■ **Job**:
Reproduce every entry that follows word for word, but omit the images.

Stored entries
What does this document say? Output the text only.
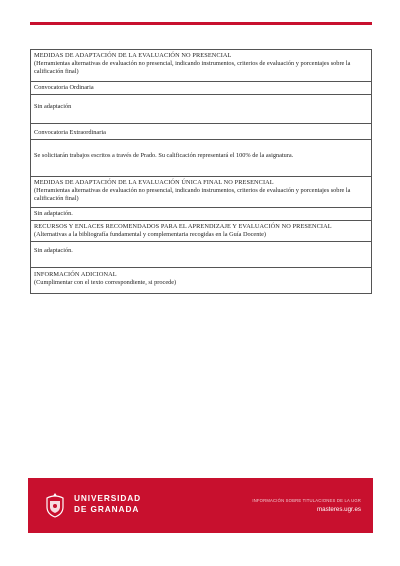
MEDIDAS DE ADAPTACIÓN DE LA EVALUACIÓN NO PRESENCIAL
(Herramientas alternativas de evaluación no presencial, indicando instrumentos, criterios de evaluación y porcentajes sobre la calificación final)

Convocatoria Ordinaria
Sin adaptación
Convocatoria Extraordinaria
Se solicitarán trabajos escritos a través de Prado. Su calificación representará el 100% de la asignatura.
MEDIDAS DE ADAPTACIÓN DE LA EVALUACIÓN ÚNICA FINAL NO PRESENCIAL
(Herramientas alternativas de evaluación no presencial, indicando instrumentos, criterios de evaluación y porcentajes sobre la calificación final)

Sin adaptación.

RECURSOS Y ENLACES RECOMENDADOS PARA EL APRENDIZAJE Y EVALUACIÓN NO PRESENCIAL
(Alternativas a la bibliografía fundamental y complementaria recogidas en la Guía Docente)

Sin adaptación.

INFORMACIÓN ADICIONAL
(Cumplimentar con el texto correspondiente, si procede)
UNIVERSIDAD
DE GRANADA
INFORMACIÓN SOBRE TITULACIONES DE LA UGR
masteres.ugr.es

■ **Task answer**:
What does this document say? Output the text only.
MEDIDAS DE ADAPTACIÓN DE LA EVALUACIÓN NO PRESENCIAL
(Herramientas alternativas de evaluación no presencial, indicando instrumentos, criterios de evaluación y porcentajes sobre la calificación final)

Convocatoria Ordinaria
Sin adaptación
Convocatoria Extraordinaria
Se solicitarán trabajos escritos a través de Prado. Su calificación representará el 100% de la asignatura.
MEDIDAS DE ADAPTACIÓN DE LA EVALUACIÓN ÚNICA FINAL NO PRESENCIAL
(Herramientas alternativas de evaluación no presencial, indicando instrumentos, criterios de evaluación y porcentajes sobre la calificación final)

Sin adaptación.

RECURSOS Y ENLACES RECOMENDADOS PARA EL APRENDIZAJE Y EVALUACIÓN NO PRESENCIAL
(Alternativas a la bibliografía fundamental y complementaria recogidas en la Guía Docente)

Sin adaptación.

INFORMACIÓN ADICIONAL
(Cumplimentar con el texto correspondiente, si procede)
UNIVERSIDAD
DE GRANADA
INFORMACIÓN SOBRE TITULACIONES DE LA UGR
masteres.ugr.es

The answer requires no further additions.